* What needs to be done
List each line of the data in which the string "public" appears.

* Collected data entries
* * * *
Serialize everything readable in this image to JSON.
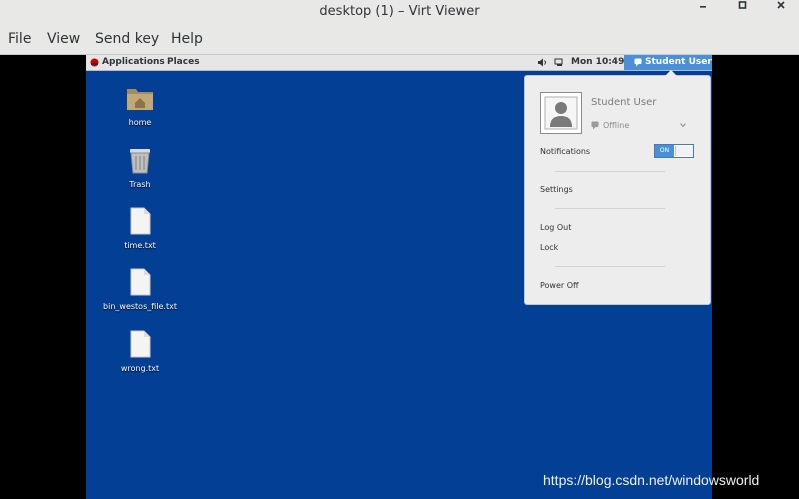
{
  "window": {
    "title": "desktop (1) – Virt Viewer"
  },
  "menubar": {
    "items": [
      "File",
      "View",
      "Send key",
      "Help"
    ]
  },
  "topbar": {
    "applications": "Applications",
    "places": "Places",
    "clock": "Mon 10:49",
    "user": "Student User"
  },
  "desktop": {
    "icons": [
      {
        "label": "home",
        "icon": "folder-home-icon"
      },
      {
        "label": "Trash",
        "icon": "trash-icon"
      },
      {
        "label": "time.txt",
        "icon": "text-file-icon"
      },
      {
        "label": "bin_westos_file.txt",
        "icon": "text-file-icon"
      },
      {
        "label": "wrong.txt",
        "icon": "text-file-icon"
      }
    ]
  },
  "user_menu": {
    "name": "Student User",
    "status": "Offline",
    "notifications_label": "Notifications",
    "notifications_toggle": "ON",
    "settings": "Settings",
    "log_out": "Log Out",
    "lock": "Lock",
    "power_off": "Power Off"
  },
  "watermark": "https://blog.csdn.net/windowsworld",
  "colors": {
    "desktop_bg": "#033f95",
    "accent": "#4a90d9"
  }
}
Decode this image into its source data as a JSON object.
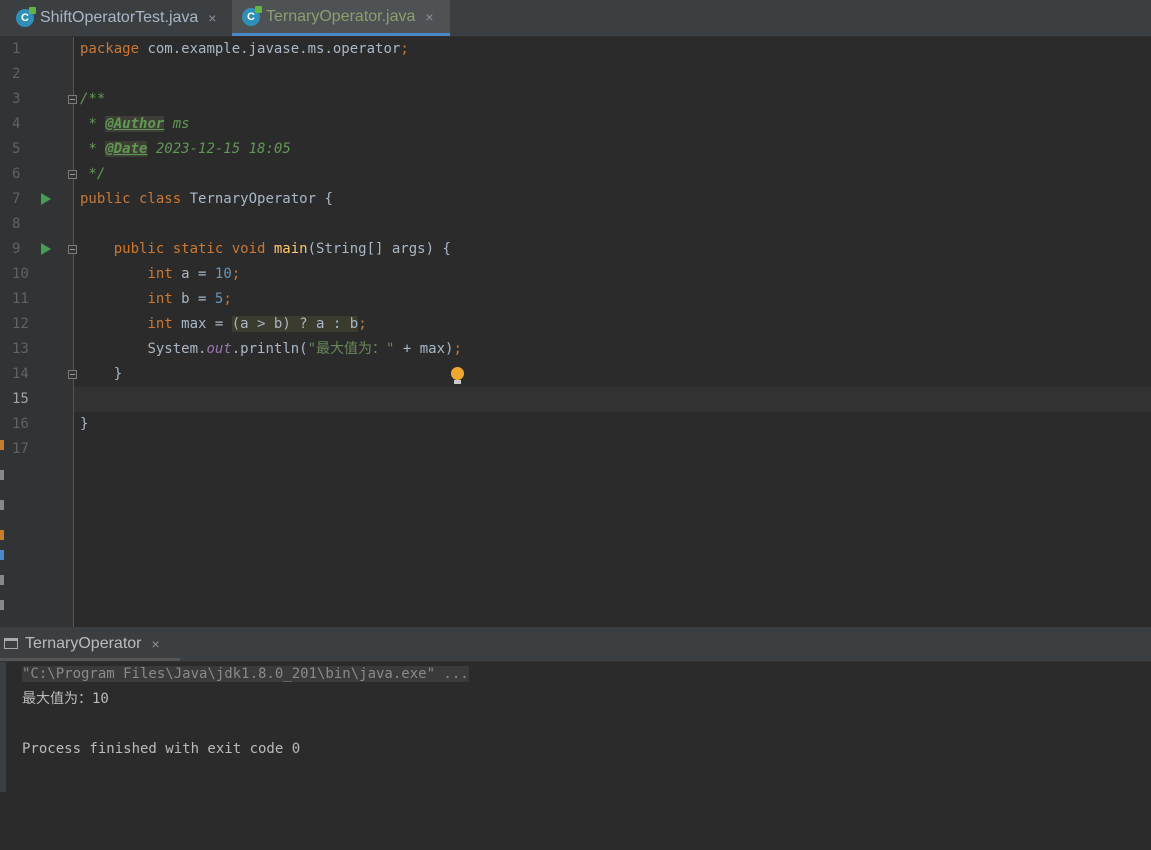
{
  "tabs": [
    {
      "label": "ShiftOperatorTest.java",
      "icon": "java-class-icon",
      "active": false
    },
    {
      "label": "TernaryOperator.java",
      "icon": "java-class-icon",
      "active": true
    }
  ],
  "close_glyph": "×",
  "editor": {
    "line_numbers": [
      "1",
      "2",
      "3",
      "4",
      "5",
      "6",
      "7",
      "8",
      "9",
      "10",
      "11",
      "12",
      "13",
      "14",
      "15",
      "16",
      "17"
    ],
    "current_line": "15",
    "code": {
      "l1_kw": "package",
      "l1_rest": " com.example.javase.ms.operator",
      "l1_semi": ";",
      "l3": "/**",
      "l4_star": " * ",
      "l4_tag": "@Author",
      "l4_val": " ms",
      "l5_star": " * ",
      "l5_tag": "@Date",
      "l5_val": " 2023-12-15 18:05",
      "l6": " */",
      "l7_kw": "public class",
      "l7_rest": " TernaryOperator {",
      "l9_indent": "    ",
      "l9_kw": "public static void",
      "l9_sp": " ",
      "l9_fn": "main",
      "l9_rest": "(String[] args) {",
      "l10_indent": "        ",
      "l10_kw": "int",
      "l10_mid": " a = ",
      "l10_num": "10",
      "l10_semi": ";",
      "l11_indent": "        ",
      "l11_kw": "int",
      "l11_mid": " b = ",
      "l11_num": "5",
      "l11_semi": ";",
      "l12_indent": "        ",
      "l12_kw": "int",
      "l12_mid": " max = ",
      "l12_hl": "(a > b) ? a : b",
      "l12_semi": ";",
      "l13_indent": "        ",
      "l13_a": "System.",
      "l13_field": "out",
      "l13_b": ".println(",
      "l13_str": "\"最大值为：\"",
      "l13_c": " + max)",
      "l13_semi": ";",
      "l14": "    }",
      "l16": "}"
    }
  },
  "run_panel": {
    "tab_label": "TernaryOperator",
    "command": "\"C:\\Program Files\\Java\\jdk1.8.0_201\\bin\\java.exe\" ...",
    "output": "最大值为：10",
    "exit_message": "Process finished with exit code 0"
  },
  "colors": {
    "background": "#2b2b2b",
    "keyword": "#cc7832",
    "number": "#6897bb",
    "string": "#6a8759",
    "doc": "#629755",
    "function": "#ffc66d",
    "active_tab_underline": "#4a88c7"
  }
}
* * * *
* Reply
      "l7_kw": "public class",
      "l9_kw": "public static void",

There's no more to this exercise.